Task statement: Repeat the material exactly as it appears.

Listed records:
>>>>>

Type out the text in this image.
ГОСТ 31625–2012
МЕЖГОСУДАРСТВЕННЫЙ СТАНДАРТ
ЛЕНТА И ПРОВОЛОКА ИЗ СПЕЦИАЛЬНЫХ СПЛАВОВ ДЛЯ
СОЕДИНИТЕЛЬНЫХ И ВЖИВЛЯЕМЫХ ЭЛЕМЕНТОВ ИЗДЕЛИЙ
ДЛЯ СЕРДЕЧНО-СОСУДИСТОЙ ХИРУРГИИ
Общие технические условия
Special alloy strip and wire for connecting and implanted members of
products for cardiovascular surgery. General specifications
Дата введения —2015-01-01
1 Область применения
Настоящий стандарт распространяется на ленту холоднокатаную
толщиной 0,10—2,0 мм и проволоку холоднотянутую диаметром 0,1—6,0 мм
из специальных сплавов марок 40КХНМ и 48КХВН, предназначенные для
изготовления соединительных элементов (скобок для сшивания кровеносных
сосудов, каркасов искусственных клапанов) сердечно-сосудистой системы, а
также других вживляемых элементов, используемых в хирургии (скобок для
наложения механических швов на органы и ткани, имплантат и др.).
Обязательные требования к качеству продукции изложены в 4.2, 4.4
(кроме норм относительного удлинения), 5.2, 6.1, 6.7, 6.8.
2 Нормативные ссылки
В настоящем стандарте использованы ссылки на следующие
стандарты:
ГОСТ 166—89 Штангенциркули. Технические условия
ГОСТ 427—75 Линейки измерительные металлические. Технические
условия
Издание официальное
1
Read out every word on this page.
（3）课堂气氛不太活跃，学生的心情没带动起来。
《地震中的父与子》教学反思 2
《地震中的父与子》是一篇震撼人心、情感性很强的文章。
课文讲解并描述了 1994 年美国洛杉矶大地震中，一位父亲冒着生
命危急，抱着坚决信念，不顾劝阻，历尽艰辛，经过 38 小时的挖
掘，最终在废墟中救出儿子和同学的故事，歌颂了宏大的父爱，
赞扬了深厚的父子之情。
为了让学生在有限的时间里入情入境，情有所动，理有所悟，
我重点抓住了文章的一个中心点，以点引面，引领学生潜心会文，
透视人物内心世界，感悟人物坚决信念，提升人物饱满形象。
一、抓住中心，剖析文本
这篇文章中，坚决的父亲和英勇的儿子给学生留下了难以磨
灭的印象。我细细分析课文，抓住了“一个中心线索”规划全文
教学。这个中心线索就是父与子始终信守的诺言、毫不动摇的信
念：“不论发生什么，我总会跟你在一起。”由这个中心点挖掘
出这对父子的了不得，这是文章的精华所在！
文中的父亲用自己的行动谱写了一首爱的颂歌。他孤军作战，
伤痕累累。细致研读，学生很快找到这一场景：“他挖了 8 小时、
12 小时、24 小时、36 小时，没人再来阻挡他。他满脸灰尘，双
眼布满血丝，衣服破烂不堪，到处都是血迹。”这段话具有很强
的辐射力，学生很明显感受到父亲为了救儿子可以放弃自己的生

<<<<<

Exercise output:
Type out the text in this image.
ГОСТ 31625–2012
МЕЖГОСУДАРСТВЕННЫЙ СТАНДАРТ
ЛЕНТА И ПРОВОЛОКА ИЗ СПЕЦИАЛЬНЫХ СПЛАВОВ ДЛЯ
СОЕДИНИТЕЛЬНЫХ И ВЖИВЛЯЕМЫХ ЭЛЕМЕНТОВ ИЗДЕЛИЙ
ДЛЯ СЕРДЕЧНО-СОСУДИСТОЙ ХИРУРГИИ
Общие технические условия
Special alloy strip and wire for connecting and implanted members of
products for cardiovascular surgery. General specifications
Дата введения —2015-01-01
1 Область применения
Настоящий стандарт распространяется на ленту холоднокатаную
толщиной 0,10—2,0 мм и проволоку холоднотянутую диаметром 0,1—6,0 мм
из специальных сплавов марок 40КХНМ и 48КХВН, предназначенные для
изготовления соединительных элементов (скобок для сшивания кровеносных
сосудов, каркасов искусственных клапанов) сердечно-сосудистой системы, а
также других вживляемых элементов, используемых в хирургии (скобок для
наложения механических швов на органы и ткани, имплантат и др.).
Обязательные требования к качеству продукции изложены в 4.2, 4.4
(кроме норм относительного удлинения), 5.2, 6.1, 6.7, 6.8.
2 Нормативные ссылки
В настоящем стандарте использованы ссылки на следующие
стандарты:
ГОСТ 166—89 Штангенциркули. Технические условия
ГОСТ 427—75 Линейки измерительные металлические. Технические
условия
Издание официальное
1
Read out every word on this page.
（3）课堂气氛不太活跃，学生的心情没带动起来。
《地震中的父与子》教学反思 2
《地震中的父与子》是一篇震撼人心、情感性很强的文章。
课文讲解并描述了 1994 年美国洛杉矶大地震中，一位父亲冒着生
命危急，抱着坚决信念，不顾劝阻，历尽艰辛，经过 38 小时的挖
掘，最终在废墟中救出儿子和同学的故事，歌颂了宏大的父爱，
赞扬了深厚的父子之情。
为了让学生在有限的时间里入情入境，情有所动，理有所悟，
我重点抓住了文章的一个中心点，以点引面，引领学生潜心会文，
透视人物内心世界，感悟人物坚决信念，提升人物饱满形象。
一、抓住中心，剖析文本
这篇文章中，坚决的父亲和英勇的儿子给学生留下了难以磨
灭的印象。我细细分析课文，抓住了“一个中心线索”规划全文
教学。这个中心线索就是父与子始终信守的诺言、毫不动摇的信
念：“不论发生什么，我总会跟你在一起。”由这个中心点挖掘
出这对父子的了不得，这是文章的精华所在！
文中的父亲用自己的行动谱写了一首爱的颂歌。他孤军作战，
伤痕累累。细致研读，学生很快找到这一场景：“他挖了 8 小时、
12 小时、24 小时、36 小时，没人再来阻挡他。他满脸灰尘，双
眼布满血丝，衣服破烂不堪，到处都是血迹。”这段话具有很强
的辐射力，学生很明显感受到父亲为了救儿子可以放弃自己的生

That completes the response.